**OBJECTIVE:** In the material below, find all lines with the string "JSON" and copy them.

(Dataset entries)
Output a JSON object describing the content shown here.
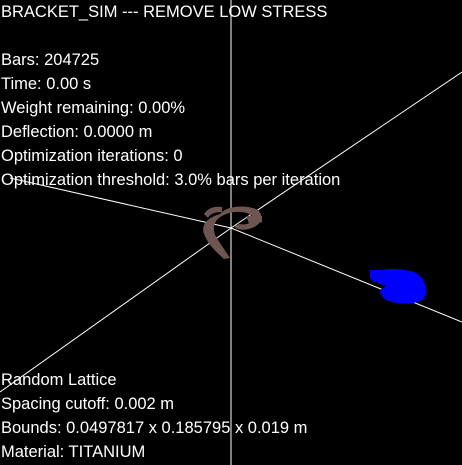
{
  "window": {
    "title": "BRACKET_SIM --- REMOVE LOW STRESS"
  },
  "stats": {
    "bars": "Bars: 204725",
    "time": "Time: 0.00 s",
    "weight_remaining": "Weight remaining: 0.00%",
    "deflection": "Deflection: 0.0000 m",
    "optimization_iterations": "Optimization iterations: 0",
    "optimization_threshold": "Optimization threshold: 3.0% bars per iteration"
  },
  "lattice_info": {
    "type": "Random Lattice",
    "spacing_cutoff": "Spacing cutoff: 0.002 m",
    "bounds": "Bounds: 0.0497817 x 0.185795 x 0.019 m",
    "material": "Material: TITANIUM"
  },
  "colors": {
    "background": "#000000",
    "text": "#ffffff",
    "axis_lines": "#ffffff",
    "bracket_mesh": "#6e5552",
    "load_marker": "#0000ff"
  }
}
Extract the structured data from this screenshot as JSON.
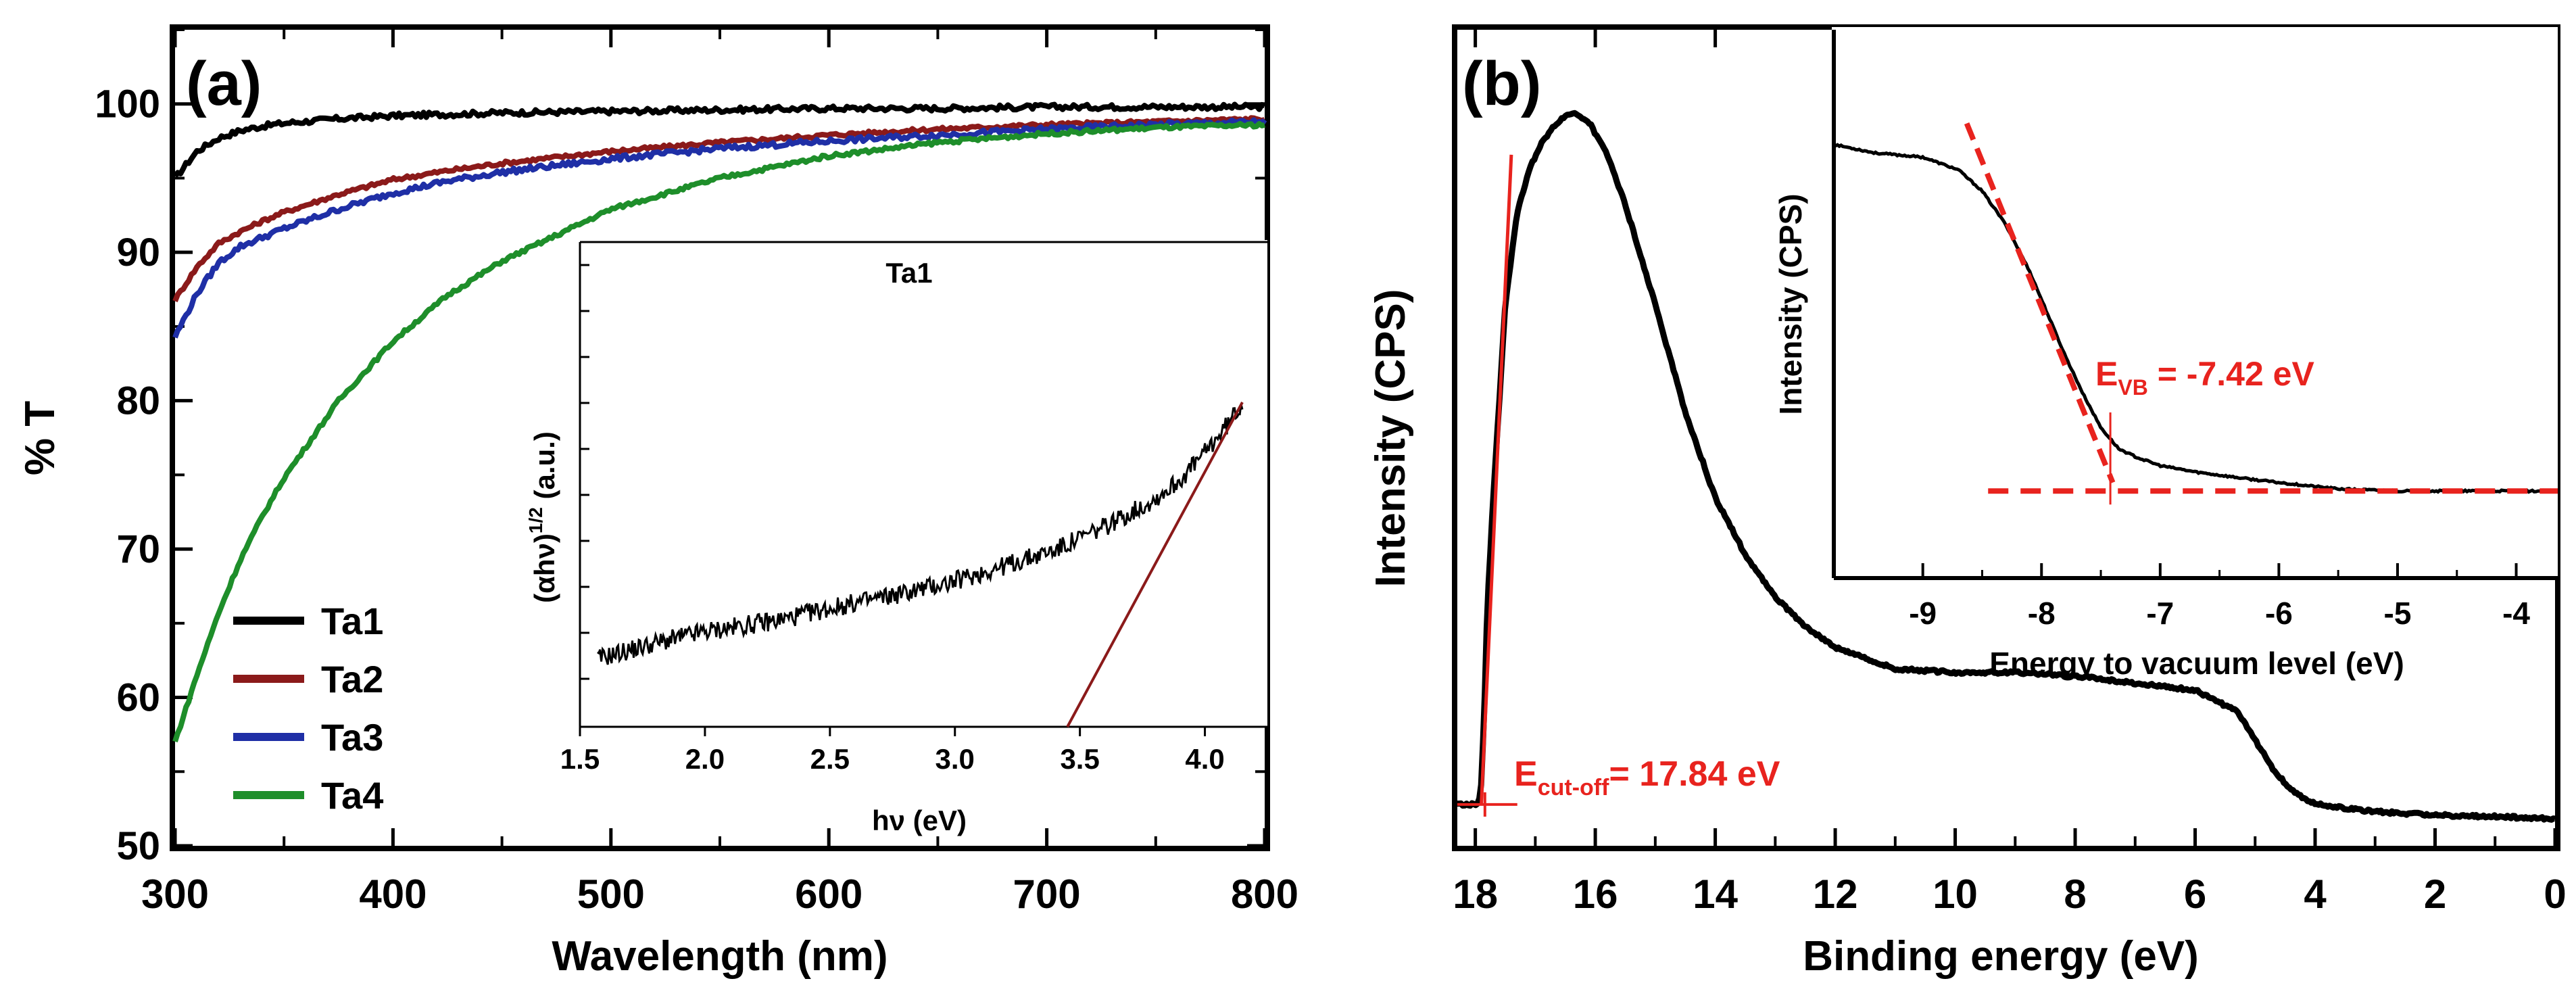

**PROBLEM SOLUTION:**
Output a JSON object describing the content shown here.
Extract the structured data from this screenshot as JSON.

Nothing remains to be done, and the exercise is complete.